> _INFORMATION SHOWN_

══════════

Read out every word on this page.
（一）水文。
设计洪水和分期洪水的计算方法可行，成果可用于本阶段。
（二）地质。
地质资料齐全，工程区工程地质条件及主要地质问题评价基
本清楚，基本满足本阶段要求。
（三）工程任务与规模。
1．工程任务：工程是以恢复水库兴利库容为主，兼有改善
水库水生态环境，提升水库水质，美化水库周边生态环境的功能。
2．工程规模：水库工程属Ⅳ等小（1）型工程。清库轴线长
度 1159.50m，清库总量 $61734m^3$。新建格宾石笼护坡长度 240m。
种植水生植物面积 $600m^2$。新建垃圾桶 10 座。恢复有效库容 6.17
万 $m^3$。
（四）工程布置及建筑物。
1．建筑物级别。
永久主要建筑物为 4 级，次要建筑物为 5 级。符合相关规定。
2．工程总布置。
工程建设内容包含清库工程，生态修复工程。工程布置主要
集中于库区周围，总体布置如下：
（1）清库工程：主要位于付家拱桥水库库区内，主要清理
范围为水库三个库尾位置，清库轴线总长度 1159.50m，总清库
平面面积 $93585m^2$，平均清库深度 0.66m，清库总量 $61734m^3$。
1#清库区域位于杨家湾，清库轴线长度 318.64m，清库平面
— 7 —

══════════

> _DIRECTION_
Reproduce the entire listing word for word.

> _SOLUTION FOR THIS EXERCISE_
Read out every word on this page.
（一）水文。
设计洪水和分期洪水的计算方法可行，成果可用于本阶段。
（二）地质。
地质资料齐全，工程区工程地质条件及主要地质问题评价基
本清楚，基本满足本阶段要求。
（三）工程任务与规模。
1．工程任务：工程是以恢复水库兴利库容为主，兼有改善
水库水生态环境，提升水库水质，美化水库周边生态环境的功能。
2．工程规模：水库工程属Ⅳ等小（1）型工程。清库轴线长
度 1159.50m，清库总量 $61734m^3$。新建格宾石笼护坡长度 240m。
种植水生植物面积 $600m^2$。新建垃圾桶 10 座。恢复有效库容 6.17
万 $m^3$。
（四）工程布置及建筑物。
1．建筑物级别。
永久主要建筑物为 4 级，次要建筑物为 5 级。符合相关规定。
2．工程总布置。
工程建设内容包含清库工程，生态修复工程。工程布置主要
集中于库区周围，总体布置如下：
（1）清库工程：主要位于付家拱桥水库库区内，主要清理
范围为水库三个库尾位置，清库轴线总长度 1159.50m，总清库
平面面积 $93585m^2$，平均清库深度 0.66m，清库总量 $61734m^3$。
1#清库区域位于杨家湾，清库轴线长度 318.64m，清库平面
— 7 —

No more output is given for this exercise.